:: EXERCISE REQUIREMENTS ::
Restate all of the entries exactly, dropping any pictures they hold.

(Collected data entries)
▶
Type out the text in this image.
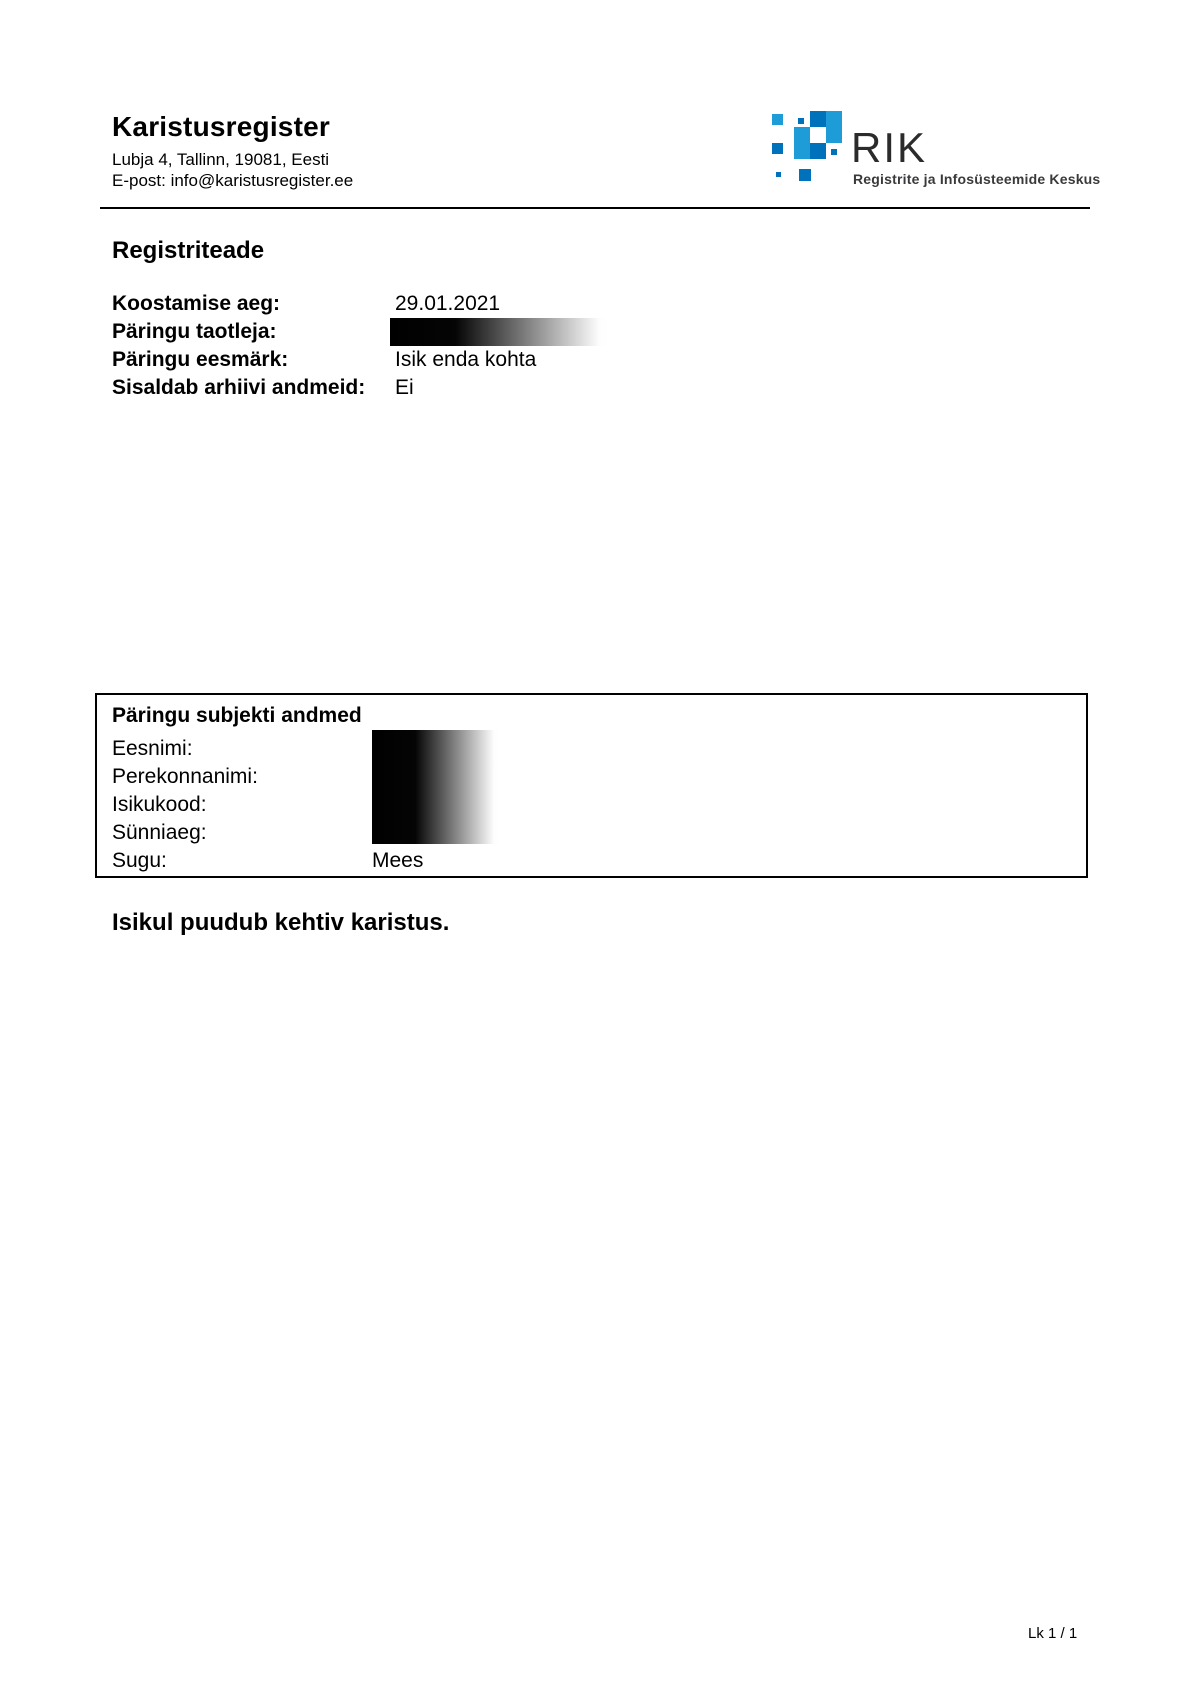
Karistusregister
Lubja 4, Tallinn, 19081, Eesti
E-post: info@karistusregister.ee
RIK
Registrite ja Infosüsteemide Keskus
Registriteade
Koostamise aeg:	29.01.2021
Päringu taotleja:
Päringu eesmärk:	Isik enda kohta
Sisaldab arhiivi andmeid:	Ei
Päringu subjekti andmed
Eesnimi:
Perekonnanimi:
Isikukood:
Sünniaeg:
Sugu:	Mees

Isikul puudub kehtiv karistus.

Lk 1 / 1
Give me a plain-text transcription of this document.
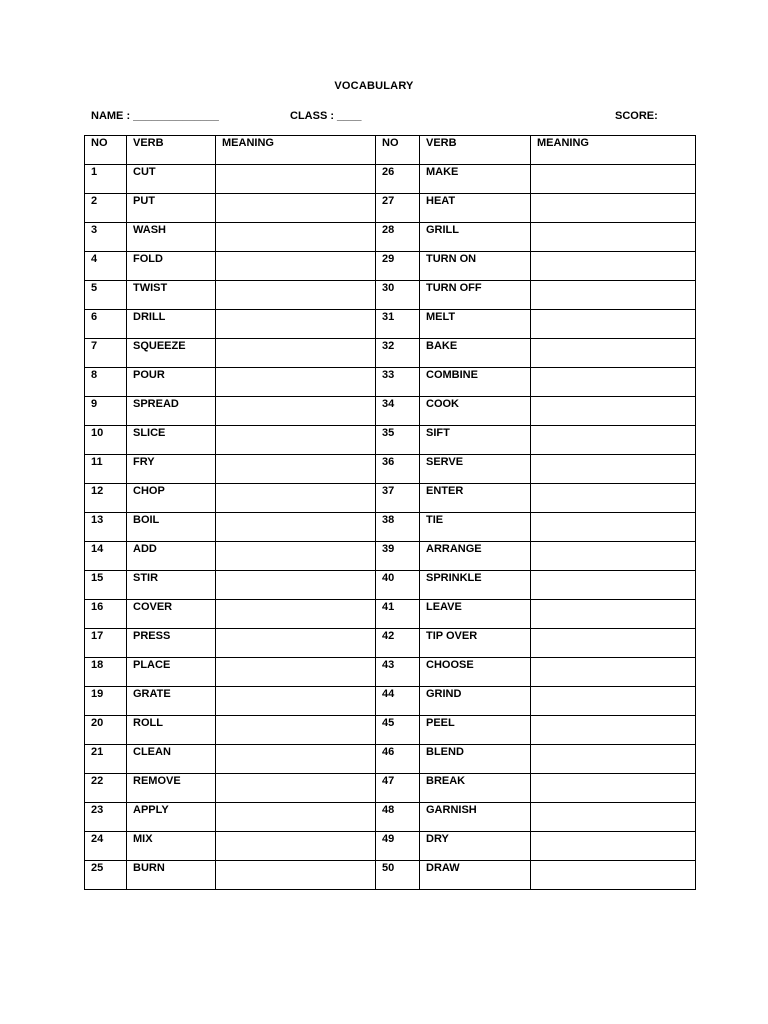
VOCABULARY
NAME : ______________	CLASS : ____	SCORE:
NO	VERB	MEANING	NO	VERB	MEANING
1	CUT		26	MAKE	
2	PUT		27	HEAT	
3	WASH		28	GRILL	
4	FOLD		29	TURN ON	
5	TWIST		30	TURN OFF	
6	DRILL		31	MELT	
7	SQUEEZE		32	BAKE	
8	POUR		33	COMBINE	
9	SPREAD		34	COOK	
10	SLICE		35	SIFT	
11	FRY		36	SERVE	
12	CHOP		37	ENTER	
13	BOIL		38	TIE	
14	ADD		39	ARRANGE	
15	STIR		40	SPRINKLE	
16	COVER		41	LEAVE	
17	PRESS		42	TIP OVER	
18	PLACE		43	CHOOSE	
19	GRATE		44	GRIND	
20	ROLL		45	PEEL	
21	CLEAN		46	BLEND	
22	REMOVE		47	BREAK	
23	APPLY		48	GARNISH	
24	MIX		49	DRY	
25	BURN		50	DRAW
◀
:: OUTPUT OF THE EXERCISE ::
Type out the text in this image.
Karistusregister
Lubja 4, Tallinn, 19081, Eesti
E-post: info@karistusregister.ee
RIK
Registrite ja Infosüsteemide Keskus
Registriteade
Koostamise aeg:	29.01.2021
Päringu taotleja:
Päringu eesmärk:	Isik enda kohta
Sisaldab arhiivi andmeid:	Ei
Päringu subjekti andmed
Eesnimi:
Perekonnanimi:
Isikukood:
Sünniaeg:
Sugu:	Mees

Isikul puudub kehtiv karistus.

Lk 1 / 1
Give me a plain-text transcription of this document.
VOCABULARY
NAME : ______________	CLASS : ____	SCORE:
NO	VERB	MEANING	NO	VERB	MEANING
1	CUT		26	MAKE	
2	PUT		27	HEAT	
3	WASH		28	GRILL	
4	FOLD		29	TURN ON	
5	TWIST		30	TURN OFF	
6	DRILL		31	MELT	
7	SQUEEZE		32	BAKE	
8	POUR		33	COMBINE	
9	SPREAD		34	COOK	
10	SLICE		35	SIFT	
11	FRY		36	SERVE	
12	CHOP		37	ENTER	
13	BOIL		38	TIE	
14	ADD		39	ARRANGE	
15	STIR		40	SPRINKLE	
16	COVER		41	LEAVE	
17	PRESS		42	TIP OVER	
18	PLACE		43	CHOOSE	
19	GRATE		44	GRIND	
20	ROLL		45	PEEL	
21	CLEAN		46	BLEND	
22	REMOVE		47	BREAK	
23	APPLY		48	GARNISH	
24	MIX		49	DRY	
25	BURN		50	DRAW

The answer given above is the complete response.